§ **Given entries**
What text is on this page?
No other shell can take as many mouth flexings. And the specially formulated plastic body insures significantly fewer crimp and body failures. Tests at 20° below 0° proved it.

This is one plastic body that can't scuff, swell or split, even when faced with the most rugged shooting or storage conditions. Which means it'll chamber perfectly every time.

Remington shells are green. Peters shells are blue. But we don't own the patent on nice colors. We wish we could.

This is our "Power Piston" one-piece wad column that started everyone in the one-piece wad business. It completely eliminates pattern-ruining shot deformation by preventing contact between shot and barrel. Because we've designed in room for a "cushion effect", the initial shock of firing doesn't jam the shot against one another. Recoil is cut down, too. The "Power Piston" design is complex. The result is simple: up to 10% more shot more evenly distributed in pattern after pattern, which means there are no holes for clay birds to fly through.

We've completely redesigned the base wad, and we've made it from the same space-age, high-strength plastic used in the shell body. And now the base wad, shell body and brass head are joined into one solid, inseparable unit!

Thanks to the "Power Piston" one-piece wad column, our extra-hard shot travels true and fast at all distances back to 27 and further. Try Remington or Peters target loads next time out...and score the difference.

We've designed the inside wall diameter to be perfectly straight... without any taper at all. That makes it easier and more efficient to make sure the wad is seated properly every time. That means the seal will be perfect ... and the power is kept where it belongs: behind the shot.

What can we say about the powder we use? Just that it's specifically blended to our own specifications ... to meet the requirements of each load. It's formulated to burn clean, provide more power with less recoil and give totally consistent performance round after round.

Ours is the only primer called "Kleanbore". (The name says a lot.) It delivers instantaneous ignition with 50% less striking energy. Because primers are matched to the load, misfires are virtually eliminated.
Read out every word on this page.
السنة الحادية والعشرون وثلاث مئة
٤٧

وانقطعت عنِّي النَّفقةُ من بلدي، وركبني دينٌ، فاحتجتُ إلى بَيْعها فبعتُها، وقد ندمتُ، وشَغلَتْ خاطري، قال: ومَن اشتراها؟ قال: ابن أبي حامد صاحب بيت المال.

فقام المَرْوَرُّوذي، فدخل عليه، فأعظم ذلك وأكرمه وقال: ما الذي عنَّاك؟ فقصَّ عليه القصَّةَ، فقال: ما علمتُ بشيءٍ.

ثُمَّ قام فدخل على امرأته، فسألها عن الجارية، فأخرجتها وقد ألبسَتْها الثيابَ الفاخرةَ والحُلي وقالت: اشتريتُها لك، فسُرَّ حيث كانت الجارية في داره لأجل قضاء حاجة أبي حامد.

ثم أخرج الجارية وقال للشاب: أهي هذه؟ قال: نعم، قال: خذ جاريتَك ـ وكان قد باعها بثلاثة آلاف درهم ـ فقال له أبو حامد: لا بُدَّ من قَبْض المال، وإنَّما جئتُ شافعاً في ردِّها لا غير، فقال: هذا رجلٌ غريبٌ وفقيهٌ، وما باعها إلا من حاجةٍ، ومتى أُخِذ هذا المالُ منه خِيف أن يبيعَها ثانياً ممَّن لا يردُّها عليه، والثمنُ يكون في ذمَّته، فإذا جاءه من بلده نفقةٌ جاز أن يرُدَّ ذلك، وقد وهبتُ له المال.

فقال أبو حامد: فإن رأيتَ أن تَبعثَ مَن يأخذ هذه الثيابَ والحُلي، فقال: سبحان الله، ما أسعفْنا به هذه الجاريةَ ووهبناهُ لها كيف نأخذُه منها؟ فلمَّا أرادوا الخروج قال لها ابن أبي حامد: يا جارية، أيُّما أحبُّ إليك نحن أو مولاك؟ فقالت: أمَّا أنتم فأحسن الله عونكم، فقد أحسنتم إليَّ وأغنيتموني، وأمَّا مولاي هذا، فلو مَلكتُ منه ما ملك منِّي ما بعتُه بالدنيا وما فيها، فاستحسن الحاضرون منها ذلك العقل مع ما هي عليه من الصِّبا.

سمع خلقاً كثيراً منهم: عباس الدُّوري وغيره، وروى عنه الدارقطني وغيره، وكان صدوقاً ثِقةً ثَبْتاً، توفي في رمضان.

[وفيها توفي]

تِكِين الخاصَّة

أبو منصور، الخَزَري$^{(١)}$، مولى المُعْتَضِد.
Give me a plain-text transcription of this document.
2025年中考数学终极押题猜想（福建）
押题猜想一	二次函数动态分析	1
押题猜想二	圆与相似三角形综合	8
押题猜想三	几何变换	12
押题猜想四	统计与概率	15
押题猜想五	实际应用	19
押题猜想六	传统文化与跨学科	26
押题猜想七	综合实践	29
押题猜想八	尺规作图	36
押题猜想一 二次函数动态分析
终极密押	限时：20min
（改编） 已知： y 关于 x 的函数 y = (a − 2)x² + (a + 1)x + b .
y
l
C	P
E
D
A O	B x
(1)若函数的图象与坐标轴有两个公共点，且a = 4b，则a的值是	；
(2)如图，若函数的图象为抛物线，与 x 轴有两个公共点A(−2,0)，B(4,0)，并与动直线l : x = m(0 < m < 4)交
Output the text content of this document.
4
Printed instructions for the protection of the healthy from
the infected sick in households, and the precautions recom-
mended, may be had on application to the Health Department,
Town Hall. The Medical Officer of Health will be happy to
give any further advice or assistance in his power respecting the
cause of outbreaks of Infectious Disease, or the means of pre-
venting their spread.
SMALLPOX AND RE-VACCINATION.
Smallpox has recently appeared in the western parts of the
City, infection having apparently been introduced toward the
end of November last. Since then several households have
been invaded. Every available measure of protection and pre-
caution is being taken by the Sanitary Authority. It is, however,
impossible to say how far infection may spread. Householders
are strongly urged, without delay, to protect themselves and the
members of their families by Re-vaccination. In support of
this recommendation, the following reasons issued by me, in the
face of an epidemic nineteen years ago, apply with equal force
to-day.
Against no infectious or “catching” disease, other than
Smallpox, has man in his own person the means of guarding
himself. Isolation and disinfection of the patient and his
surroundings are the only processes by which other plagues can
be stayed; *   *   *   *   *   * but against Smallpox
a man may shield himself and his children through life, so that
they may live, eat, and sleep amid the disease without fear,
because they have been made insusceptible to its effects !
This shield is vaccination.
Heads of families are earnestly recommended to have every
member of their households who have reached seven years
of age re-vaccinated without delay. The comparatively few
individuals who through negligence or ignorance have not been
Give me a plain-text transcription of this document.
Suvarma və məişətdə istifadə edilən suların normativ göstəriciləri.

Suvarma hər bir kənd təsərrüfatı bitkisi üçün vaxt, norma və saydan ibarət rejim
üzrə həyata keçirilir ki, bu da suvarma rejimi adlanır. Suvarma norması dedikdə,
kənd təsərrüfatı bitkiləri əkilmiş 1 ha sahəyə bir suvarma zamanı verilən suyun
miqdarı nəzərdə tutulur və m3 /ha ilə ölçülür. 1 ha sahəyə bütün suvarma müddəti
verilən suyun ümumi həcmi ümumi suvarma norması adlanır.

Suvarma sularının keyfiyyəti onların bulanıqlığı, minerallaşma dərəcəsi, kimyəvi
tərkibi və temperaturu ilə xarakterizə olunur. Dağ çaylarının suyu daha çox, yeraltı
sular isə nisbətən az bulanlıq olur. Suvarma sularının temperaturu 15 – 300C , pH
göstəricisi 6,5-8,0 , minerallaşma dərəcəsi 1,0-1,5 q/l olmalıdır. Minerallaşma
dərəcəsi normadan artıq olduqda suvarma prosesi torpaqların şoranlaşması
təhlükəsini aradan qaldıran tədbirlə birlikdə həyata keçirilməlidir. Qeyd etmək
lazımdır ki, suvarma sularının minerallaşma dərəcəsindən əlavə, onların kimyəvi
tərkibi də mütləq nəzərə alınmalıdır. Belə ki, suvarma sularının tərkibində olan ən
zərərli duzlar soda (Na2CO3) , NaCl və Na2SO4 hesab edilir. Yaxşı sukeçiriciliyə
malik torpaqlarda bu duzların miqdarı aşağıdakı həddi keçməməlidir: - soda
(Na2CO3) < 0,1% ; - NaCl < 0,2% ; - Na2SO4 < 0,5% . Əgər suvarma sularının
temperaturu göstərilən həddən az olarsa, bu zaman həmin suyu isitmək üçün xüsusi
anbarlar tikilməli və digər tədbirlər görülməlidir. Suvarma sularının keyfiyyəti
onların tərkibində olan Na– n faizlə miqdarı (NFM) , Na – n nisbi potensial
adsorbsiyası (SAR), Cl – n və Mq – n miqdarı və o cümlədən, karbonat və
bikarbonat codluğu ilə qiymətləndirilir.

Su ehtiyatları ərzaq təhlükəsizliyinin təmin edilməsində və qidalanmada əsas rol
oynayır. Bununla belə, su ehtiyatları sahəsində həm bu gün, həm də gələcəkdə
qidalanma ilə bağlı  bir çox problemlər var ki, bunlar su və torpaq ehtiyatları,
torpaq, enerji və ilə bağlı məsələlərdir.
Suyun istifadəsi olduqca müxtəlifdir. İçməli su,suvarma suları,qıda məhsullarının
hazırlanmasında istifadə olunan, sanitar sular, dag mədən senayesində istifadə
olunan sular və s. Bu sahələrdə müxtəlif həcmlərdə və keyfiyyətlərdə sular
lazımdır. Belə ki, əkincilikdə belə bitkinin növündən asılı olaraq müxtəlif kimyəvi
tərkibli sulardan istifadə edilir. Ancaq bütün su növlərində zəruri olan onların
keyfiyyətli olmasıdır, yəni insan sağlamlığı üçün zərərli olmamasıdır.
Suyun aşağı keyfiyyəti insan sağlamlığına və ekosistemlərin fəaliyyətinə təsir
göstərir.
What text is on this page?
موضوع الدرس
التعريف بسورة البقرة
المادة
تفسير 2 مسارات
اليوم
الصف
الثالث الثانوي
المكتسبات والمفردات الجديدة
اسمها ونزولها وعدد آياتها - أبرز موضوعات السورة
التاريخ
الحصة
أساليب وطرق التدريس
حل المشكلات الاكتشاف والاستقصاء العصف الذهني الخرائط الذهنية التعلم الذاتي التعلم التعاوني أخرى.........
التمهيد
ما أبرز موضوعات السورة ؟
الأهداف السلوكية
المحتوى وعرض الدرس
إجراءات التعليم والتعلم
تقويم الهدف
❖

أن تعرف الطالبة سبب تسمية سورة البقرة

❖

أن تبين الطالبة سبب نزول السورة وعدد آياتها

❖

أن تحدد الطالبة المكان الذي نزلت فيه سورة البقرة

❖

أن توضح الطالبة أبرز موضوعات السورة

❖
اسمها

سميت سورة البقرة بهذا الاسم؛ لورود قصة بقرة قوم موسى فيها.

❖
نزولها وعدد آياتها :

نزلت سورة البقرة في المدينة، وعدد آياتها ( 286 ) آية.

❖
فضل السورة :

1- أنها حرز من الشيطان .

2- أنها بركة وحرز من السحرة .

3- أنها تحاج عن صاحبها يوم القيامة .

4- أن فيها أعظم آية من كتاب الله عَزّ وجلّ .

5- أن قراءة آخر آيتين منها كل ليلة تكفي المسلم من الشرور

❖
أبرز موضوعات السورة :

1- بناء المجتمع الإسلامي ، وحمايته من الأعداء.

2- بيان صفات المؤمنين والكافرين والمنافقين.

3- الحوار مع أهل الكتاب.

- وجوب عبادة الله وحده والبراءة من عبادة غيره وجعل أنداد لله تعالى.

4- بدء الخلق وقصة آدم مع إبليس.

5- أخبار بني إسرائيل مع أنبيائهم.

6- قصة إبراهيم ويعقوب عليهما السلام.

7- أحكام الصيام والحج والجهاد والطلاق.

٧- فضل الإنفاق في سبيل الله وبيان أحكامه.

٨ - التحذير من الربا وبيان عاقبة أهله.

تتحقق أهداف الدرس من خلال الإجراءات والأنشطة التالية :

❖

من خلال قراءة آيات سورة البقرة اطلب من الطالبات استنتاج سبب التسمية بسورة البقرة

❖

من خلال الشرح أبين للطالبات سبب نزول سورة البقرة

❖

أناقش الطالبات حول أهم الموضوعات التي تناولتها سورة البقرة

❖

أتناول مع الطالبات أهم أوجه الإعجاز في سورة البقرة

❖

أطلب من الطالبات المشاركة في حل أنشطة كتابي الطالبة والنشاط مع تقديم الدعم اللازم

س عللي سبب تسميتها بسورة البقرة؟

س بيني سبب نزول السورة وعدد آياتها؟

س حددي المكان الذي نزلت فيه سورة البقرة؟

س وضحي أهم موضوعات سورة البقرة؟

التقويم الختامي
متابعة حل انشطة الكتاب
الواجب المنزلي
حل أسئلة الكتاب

§ **What is asked**
Reply with the number of lines in the data that include the string "temperaturu" and nothing else.

§ **Full solution**
3